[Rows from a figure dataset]
..............................

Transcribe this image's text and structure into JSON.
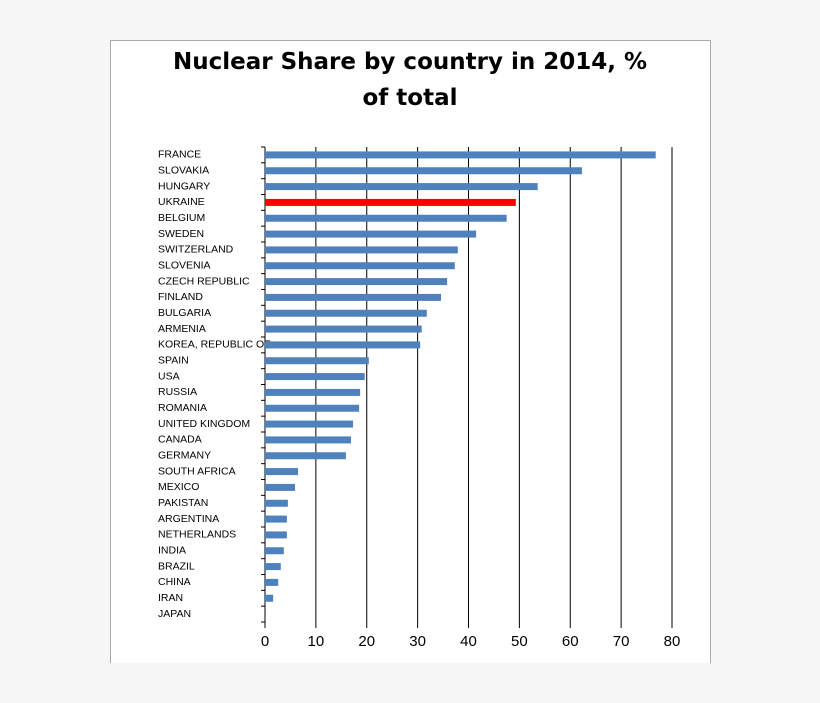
{
  "chart_data": {
    "type": "bar",
    "orientation": "horizontal",
    "title": "Nuclear Share by country in 2014,  % of total",
    "categories": [
      "FRANCE",
      "SLOVAKIA",
      "HUNGARY",
      "UKRAINE",
      "BELGIUM",
      "SWEDEN",
      "SWITZERLAND",
      "SLOVENIA",
      "CZECH REPUBLIC",
      "FINLAND",
      "BULGARIA",
      "ARMENIA",
      "KOREA, REPUBLIC OF",
      "SPAIN",
      "USA",
      "RUSSIA",
      "ROMANIA",
      "UNITED KINGDOM",
      "CANADA",
      "GERMANY",
      "SOUTH AFRICA",
      "MEXICO",
      "PAKISTAN",
      "ARGENTINA",
      "NETHERLANDS",
      "INDIA",
      "BRAZIL",
      "CHINA",
      "IRAN",
      "JAPAN"
    ],
    "values": [
      76.8,
      62.3,
      53.6,
      49.3,
      47.5,
      41.5,
      37.9,
      37.3,
      35.8,
      34.6,
      31.8,
      30.8,
      30.5,
      20.4,
      19.6,
      18.7,
      18.5,
      17.3,
      16.9,
      15.9,
      6.5,
      5.9,
      4.5,
      4.3,
      4.3,
      3.7,
      3.1,
      2.6,
      1.6,
      0
    ],
    "colors": [
      "#4f81bd",
      "#4f81bd",
      "#4f81bd",
      "#ff0000",
      "#4f81bd",
      "#4f81bd",
      "#4f81bd",
      "#4f81bd",
      "#4f81bd",
      "#4f81bd",
      "#4f81bd",
      "#4f81bd",
      "#4f81bd",
      "#4f81bd",
      "#4f81bd",
      "#4f81bd",
      "#4f81bd",
      "#4f81bd",
      "#4f81bd",
      "#4f81bd",
      "#4f81bd",
      "#4f81bd",
      "#4f81bd",
      "#4f81bd",
      "#4f81bd",
      "#4f81bd",
      "#4f81bd",
      "#4f81bd",
      "#4f81bd",
      "#4f81bd"
    ],
    "xlim": [
      0,
      80
    ],
    "xticks": [
      0,
      10,
      20,
      30,
      40,
      50,
      60,
      70,
      80
    ],
    "grid": true
  }
}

..............................

Aim of the exercise:
Every line of the material is to be quoted exactly, with no pictures carried over.

Answer to the task:
Transcribe this image's text and structure into JSON.
{
  "chart_data": {
    "type": "bar",
    "orientation": "horizontal",
    "title": "Nuclear Share by country in 2014,  % of total",
    "categories": [
      "FRANCE",
      "SLOVAKIA",
      "HUNGARY",
      "UKRAINE",
      "BELGIUM",
      "SWEDEN",
      "SWITZERLAND",
      "SLOVENIA",
      "CZECH REPUBLIC",
      "FINLAND",
      "BULGARIA",
      "ARMENIA",
      "KOREA, REPUBLIC OF",
      "SPAIN",
      "USA",
      "RUSSIA",
      "ROMANIA",
      "UNITED KINGDOM",
      "CANADA",
      "GERMANY",
      "SOUTH AFRICA",
      "MEXICO",
      "PAKISTAN",
      "ARGENTINA",
      "NETHERLANDS",
      "INDIA",
      "BRAZIL",
      "CHINA",
      "IRAN",
      "JAPAN"
    ],
    "values": [
      76.8,
      62.3,
      53.6,
      49.3,
      47.5,
      41.5,
      37.9,
      37.3,
      35.8,
      34.6,
      31.8,
      30.8,
      30.5,
      20.4,
      19.6,
      18.7,
      18.5,
      17.3,
      16.9,
      15.9,
      6.5,
      5.9,
      4.5,
      4.3,
      4.3,
      3.7,
      3.1,
      2.6,
      1.6,
      0
    ],
    "colors": [
      "#4f81bd",
      "#4f81bd",
      "#4f81bd",
      "#ff0000",
      "#4f81bd",
      "#4f81bd",
      "#4f81bd",
      "#4f81bd",
      "#4f81bd",
      "#4f81bd",
      "#4f81bd",
      "#4f81bd",
      "#4f81bd",
      "#4f81bd",
      "#4f81bd",
      "#4f81bd",
      "#4f81bd",
      "#4f81bd",
      "#4f81bd",
      "#4f81bd",
      "#4f81bd",
      "#4f81bd",
      "#4f81bd",
      "#4f81bd",
      "#4f81bd",
      "#4f81bd",
      "#4f81bd",
      "#4f81bd",
      "#4f81bd",
      "#4f81bd"
    ],
    "xlim": [
      0,
      80
    ],
    "xticks": [
      0,
      10,
      20,
      30,
      40,
      50,
      60,
      70,
      80
    ],
    "grid": true
  }
}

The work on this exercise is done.